- Brief -
Reproduce the material in full, exactly as written.

- Data entries -

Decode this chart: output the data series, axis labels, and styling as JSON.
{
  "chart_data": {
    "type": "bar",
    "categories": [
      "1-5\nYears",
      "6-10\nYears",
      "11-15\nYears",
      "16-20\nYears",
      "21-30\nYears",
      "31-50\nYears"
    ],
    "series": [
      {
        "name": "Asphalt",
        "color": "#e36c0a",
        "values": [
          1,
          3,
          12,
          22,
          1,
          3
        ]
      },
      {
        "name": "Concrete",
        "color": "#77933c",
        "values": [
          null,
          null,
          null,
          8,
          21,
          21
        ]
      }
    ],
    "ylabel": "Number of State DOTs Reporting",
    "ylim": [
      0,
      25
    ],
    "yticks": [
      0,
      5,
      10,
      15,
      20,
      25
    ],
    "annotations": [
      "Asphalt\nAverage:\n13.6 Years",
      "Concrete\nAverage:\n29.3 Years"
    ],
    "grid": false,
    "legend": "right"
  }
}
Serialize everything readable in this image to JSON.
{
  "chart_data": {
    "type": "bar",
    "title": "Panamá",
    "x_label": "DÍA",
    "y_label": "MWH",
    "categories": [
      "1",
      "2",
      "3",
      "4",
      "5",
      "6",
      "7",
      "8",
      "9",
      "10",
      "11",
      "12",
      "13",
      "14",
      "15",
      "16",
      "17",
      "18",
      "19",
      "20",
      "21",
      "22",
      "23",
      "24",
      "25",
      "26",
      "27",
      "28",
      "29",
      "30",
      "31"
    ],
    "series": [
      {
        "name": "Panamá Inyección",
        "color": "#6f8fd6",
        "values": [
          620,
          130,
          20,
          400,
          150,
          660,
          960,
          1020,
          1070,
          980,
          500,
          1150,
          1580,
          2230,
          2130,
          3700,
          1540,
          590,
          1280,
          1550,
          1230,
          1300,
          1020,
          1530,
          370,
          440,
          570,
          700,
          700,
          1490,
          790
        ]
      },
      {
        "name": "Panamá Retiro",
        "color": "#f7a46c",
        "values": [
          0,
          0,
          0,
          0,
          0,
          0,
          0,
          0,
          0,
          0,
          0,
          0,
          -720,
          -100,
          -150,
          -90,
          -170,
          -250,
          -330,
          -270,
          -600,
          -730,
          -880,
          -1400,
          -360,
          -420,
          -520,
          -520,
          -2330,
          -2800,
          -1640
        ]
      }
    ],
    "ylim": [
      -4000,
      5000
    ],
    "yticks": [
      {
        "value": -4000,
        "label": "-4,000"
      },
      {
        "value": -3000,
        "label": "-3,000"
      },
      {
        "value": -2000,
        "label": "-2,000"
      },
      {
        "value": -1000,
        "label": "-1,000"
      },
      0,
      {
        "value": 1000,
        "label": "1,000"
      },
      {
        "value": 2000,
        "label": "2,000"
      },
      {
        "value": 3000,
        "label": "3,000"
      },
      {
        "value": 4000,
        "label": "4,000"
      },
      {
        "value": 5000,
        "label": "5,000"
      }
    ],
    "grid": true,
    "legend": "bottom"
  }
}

- Written reply -
Decode this chart: output the data series, axis labels, and styling as JSON.
{
  "chart_data": {
    "type": "bar",
    "categories": [
      "1-5\nYears",
      "6-10\nYears",
      "11-15\nYears",
      "16-20\nYears",
      "21-30\nYears",
      "31-50\nYears"
    ],
    "series": [
      {
        "name": "Asphalt",
        "color": "#e36c0a",
        "values": [
          1,
          3,
          12,
          22,
          1,
          3
        ]
      },
      {
        "name": "Concrete",
        "color": "#77933c",
        "values": [
          null,
          null,
          null,
          8,
          21,
          21
        ]
      }
    ],
    "ylabel": "Number of State DOTs Reporting",
    "ylim": [
      0,
      25
    ],
    "yticks": [
      0,
      5,
      10,
      15,
      20,
      25
    ],
    "annotations": [
      "Asphalt\nAverage:\n13.6 Years",
      "Concrete\nAverage:\n29.3 Years"
    ],
    "grid": false,
    "legend": "right"
  }
}
Serialize everything readable in this image to JSON.
{
  "chart_data": {
    "type": "bar",
    "title": "Panamá",
    "x_label": "DÍA",
    "y_label": "MWH",
    "categories": [
      "1",
      "2",
      "3",
      "4",
      "5",
      "6",
      "7",
      "8",
      "9",
      "10",
      "11",
      "12",
      "13",
      "14",
      "15",
      "16",
      "17",
      "18",
      "19",
      "20",
      "21",
      "22",
      "23",
      "24",
      "25",
      "26",
      "27",
      "28",
      "29",
      "30",
      "31"
    ],
    "series": [
      {
        "name": "Panamá Inyección",
        "color": "#6f8fd6",
        "values": [
          620,
          130,
          20,
          400,
          150,
          660,
          960,
          1020,
          1070,
          980,
          500,
          1150,
          1580,
          2230,
          2130,
          3700,
          1540,
          590,
          1280,
          1550,
          1230,
          1300,
          1020,
          1530,
          370,
          440,
          570,
          700,
          700,
          1490,
          790
        ]
      },
      {
        "name": "Panamá Retiro",
        "color": "#f7a46c",
        "values": [
          0,
          0,
          0,
          0,
          0,
          0,
          0,
          0,
          0,
          0,
          0,
          0,
          -720,
          -100,
          -150,
          -90,
          -170,
          -250,
          -330,
          -270,
          -600,
          -730,
          -880,
          -1400,
          -360,
          -420,
          -520,
          -520,
          -2330,
          -2800,
          -1640
        ]
      }
    ],
    "ylim": [
      -4000,
      5000
    ],
    "yticks": [
      {
        "value": -4000,
        "label": "-4,000"
      },
      {
        "value": -3000,
        "label": "-3,000"
      },
      {
        "value": -2000,
        "label": "-2,000"
      },
      {
        "value": -1000,
        "label": "-1,000"
      },
      0,
      {
        "value": 1000,
        "label": "1,000"
      },
      {
        "value": 2000,
        "label": "2,000"
      },
      {
        "value": 3000,
        "label": "3,000"
      },
      {
        "value": 4000,
        "label": "4,000"
      },
      {
        "value": 5000,
        "label": "5,000"
      }
    ],
    "grid": true,
    "legend": "bottom"
  }
}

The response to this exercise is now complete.